[BRIEF] Locate each line of the material that contains "York", then return it.

[EXTRACTED ENTRIES]
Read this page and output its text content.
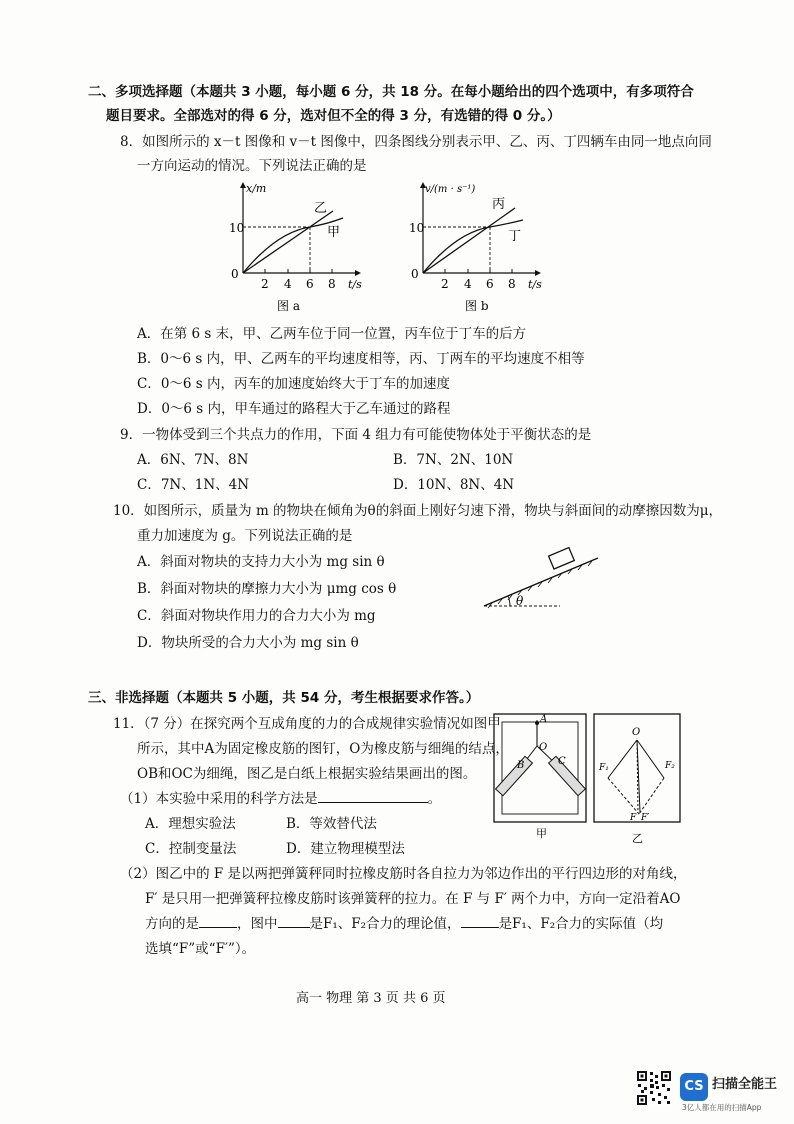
二、多项选择题（本题共 3 小题，每小题 6 分，共 18 分。在每小题给出的四个选项中，有多项符合
题目要求。全部选对的得 6 分，选对但不全的得 3 分，有选错的得 0 分。）
8．如图所示的 x－t 图像和 v－t 图像中，四条图线分别表示甲、乙、丙、丁四辆车由同一地点向同
一方向运动的情况。下列说法正确的是
x/m
10
0
2 4 6 8 t/s
乙
甲
图 a
v/(m · s⁻¹)
10
0
2 4 6 8 t/s
丙
丁
图 b
A．在第 6 s 末，甲、乙两车位于同一位置，丙车位于丁车的后方
B．0～6 s 内，甲、乙两车的平均速度相等，丙、丁两车的平均速度不相等
C．0～6 s 内，丙车的加速度始终大于丁车的加速度
D．0～6 s 内，甲车通过的路程大于乙车通过的路程
9．一物体受到三个共点力的作用，下面 4 组力有可能使物体处于平衡状态的是
A．6N、7N、8N	B．7N、2N、10N
C．7N、1N、4N	D．10N、8N、4N
10．如图所示，质量为 m 的物块在倾角为θ的斜面上刚好匀速下滑，物块与斜面间的动摩擦因数为μ，
重力加速度为 g。下列说法正确的是
A．斜面对物块的支持力大小为 mg sin θ
B．斜面对物块的摩擦力大小为 μmg cos θ
C．斜面对物块作用力的合力大小为 mg
D．物块所受的合力大小为 mg sin θ
θ
三、非选择题（本题共 5 小题，共 54 分，考生根据要求作答。）
11．（7 分）在探究两个互成角度的力的合成规律实验情况如图甲
所示，其中A为固定橡皮筋的图钉，O为橡皮筋与细绳的结点，
OB和OC为细绳，图乙是白纸上根据实验结果画出的图。
（1）本实验中采用的科学方法是	。
A．理想实验法	B．等效替代法
C．控制变量法	D．建立物理模型法
A
O
B	C
甲
O
F₁	F₂
F F′
乙
（2）图乙中的 F 是以两把弹簧秤同时拉橡皮筋时各自拉力为邻边作出的平行四边形的对角线，
F′ 是只用一把弹簧秤拉橡皮筋时该弹簧秤的拉力。在 F 与 F′ 两个力中，方向一定沿着AO
方向的是	，图中 是F₁、F₂合力的理论值，	是F₁、F₂合力的实际值（均
选填“F”或“F′”）。
高一 物理 第 3 页 共 6 页
CS 扫描全能王
3亿人都在用的扫描App
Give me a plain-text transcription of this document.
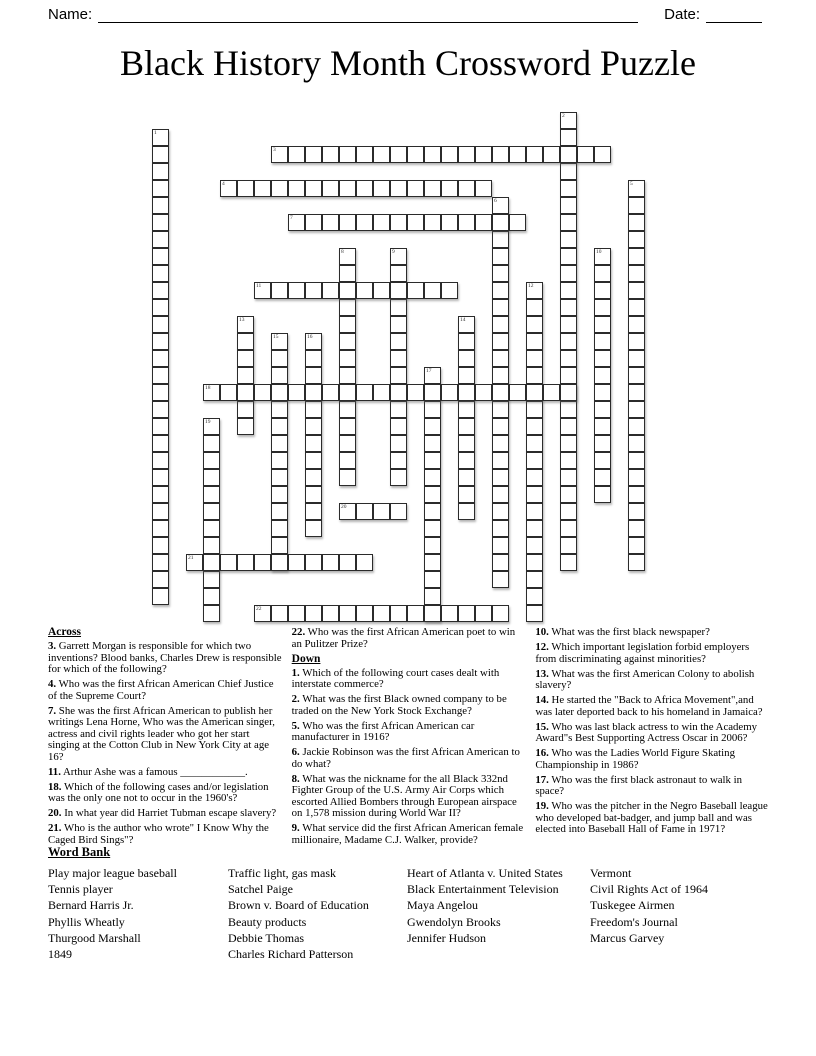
Name:	Date:
Black History Month Crossword Puzzle
1
2
3
4	5
6
7
8	9	10
11	12
13	14
15	16
17
18
19
20
21
22
Across

3. Garrett Morgan is responsible for which two inventions? Blood banks, Charles Drew is responsible for which of the following?

4. Who was the first African American Chief Justice of the Supreme Court?

7. She was the first African American to publish her writings Lena Horne, Who was the American singer, actress and civil rights leader who got her start singing at the Cotton Club in New York City at age 16?

11. Arthur Ashe was a famous ____________.

18. Which of the following cases and/or legislation was the only one not to occur in the 1960's?

20. In what year did Harriet Tubman escape slavery?

21. Who is the author who wrote" I Know Why the Caged Bird Sings"?

22. Who was the first African American poet to win an Pulitzer Prize?

Down

1. Which of the following court cases dealt with interstate commerce?

2. What was the first Black owned company to be traded on the New York Stock Exchange?

5. Who was the first African American car manufacturer in 1916?

6. Jackie Robinson was the first African American to do what?

8. What was the nickname for the all Black 332nd Fighter Group of the U.S. Army Air Corps which escorted Allied Bombers through European airspace on 1,578 mission during World War II?

9. What service did the first African American female millionaire, Madame C.J. Walker, provide?

10. What was the first black newspaper?

12. Which important legislation forbid employers from discriminating against minorities?

13. What was the first American Colony to abolish slavery?

14. He started the "Back to Africa Movement",and was later deported back to his homeland in Jamaica?

15. Who was last black actress to win the Academy Award"s Best Supporting Actress Oscar in 2006?

16. Who was the Ladies World Figure Skating Championship in 1986?

17. Who was the first black astronaut to walk in space?

19. Who was the pitcher in the Negro Baseball league who developed bat-badger, and jump ball and was elected into Baseball Hall of Fame in 1971?

Word Bank
Play major league baseball
Tennis player
Bernard Harris Jr.
Phyllis Wheatly
Thurgood Marshall
1849
Traffic light, gas mask
Satchel Paige
Brown v. Board of Education
Beauty products
Debbie Thomas
Charles Richard Patterson
Heart of Atlanta v. United States
Black Entertainment Television
Maya Angelou
Gwendolyn Brooks
Jennifer Hudson
Vermont
Civil Rights Act of 1964
Tuskegee Airmen
Freedom's Journal
Marcus Garvey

[SOLUTION TO THIS EXERCISE]
7. She was the first African American to publish her writings Lena Horne, Who was the American singer, actress and civil rights leader who got her start singing at the Cotton Club in New York City at age 16?
2. What was the first Black owned company to be traded on the New York Stock Exchange?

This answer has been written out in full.